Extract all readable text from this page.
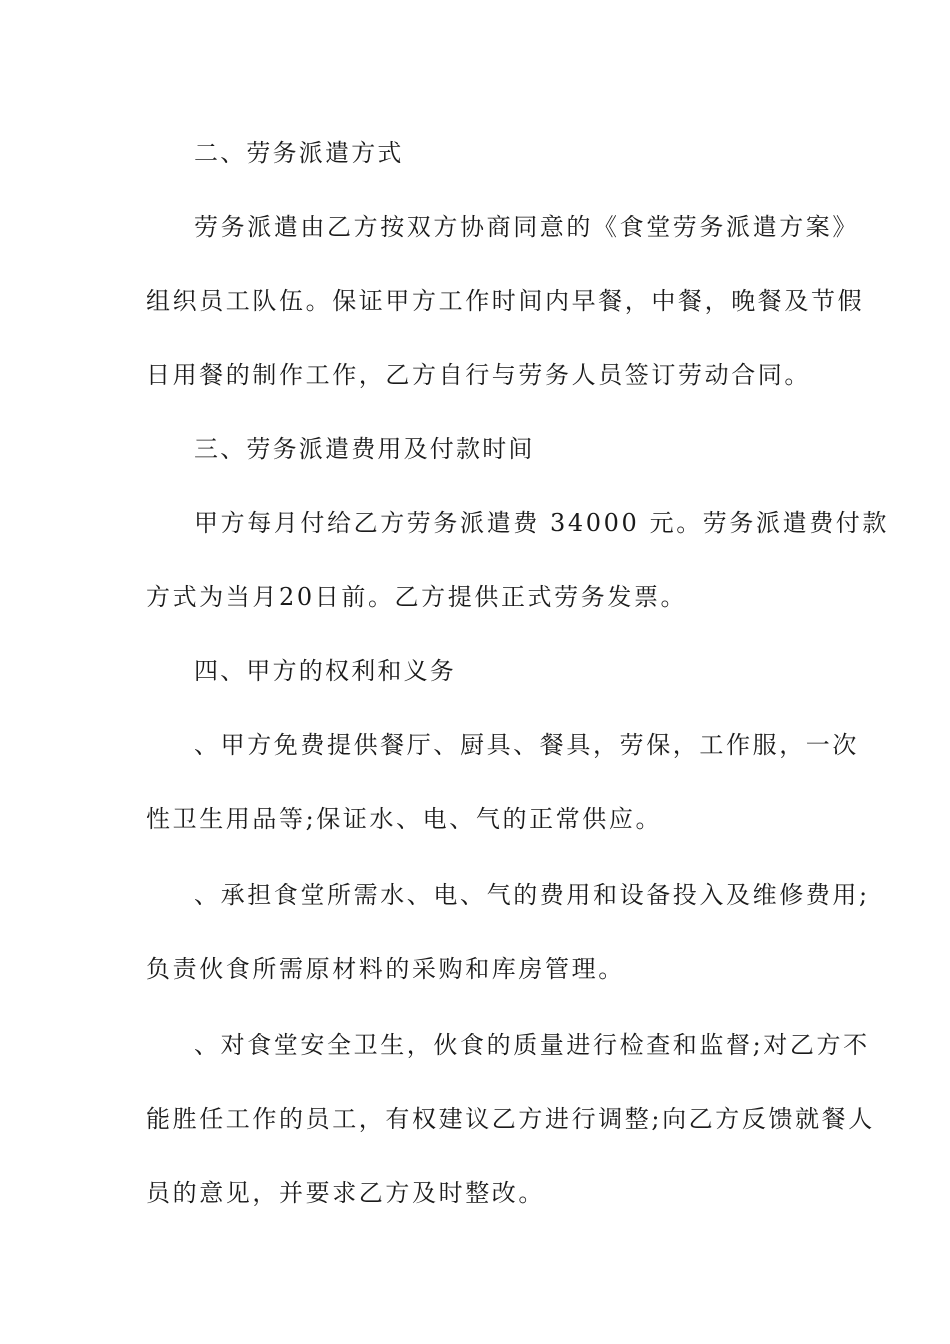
二、劳务派遣方式
劳务派遣由乙方按双方协商同意的《食堂劳务派遣方案》
组织员工队伍。保证甲方工作时间内早餐，中餐，晚餐及节假
日用餐的制作工作，乙方自行与劳务人员签订劳动合同。
三、劳务派遣费用及付款时间
甲方每月付给乙方劳务派遣费 34000 元。劳务派遣费付款
方式为当月20日前。乙方提供正式劳务发票。
四、甲方的权利和义务
、甲方免费提供餐厅、厨具、餐具，劳保，工作服，一次
性卫生用品等;保证水、电、气的正常供应。
、承担食堂所需水、电、气的费用和设备投入及维修费用;
负责伙食所需原材料的采购和库房管理。
、对食堂安全卫生，伙食的质量进行检查和监督;对乙方不
能胜任工作的员工，有权建议乙方进行调整;向乙方反馈就餐人
员的意见，并要求乙方及时整改。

################

▶ _TASK DETAILS_:
Transcribe each entry above exactly, apart from the pictures.

▶ _THE SOLUTION_:
Extract all readable text from this page.
二、劳务派遣方式
劳务派遣由乙方按双方协商同意的《食堂劳务派遣方案》
组织员工队伍。保证甲方工作时间内早餐，中餐，晚餐及节假
日用餐的制作工作，乙方自行与劳务人员签订劳动合同。
三、劳务派遣费用及付款时间
甲方每月付给乙方劳务派遣费 34000 元。劳务派遣费付款
方式为当月20日前。乙方提供正式劳务发票。
四、甲方的权利和义务
、甲方免费提供餐厅、厨具、餐具，劳保，工作服，一次
性卫生用品等;保证水、电、气的正常供应。
、承担食堂所需水、电、气的费用和设备投入及维修费用;
负责伙食所需原材料的采购和库房管理。
、对食堂安全卫生，伙食的质量进行检查和监督;对乙方不
能胜任工作的员工，有权建议乙方进行调整;向乙方反馈就餐人
员的意见，并要求乙方及时整改。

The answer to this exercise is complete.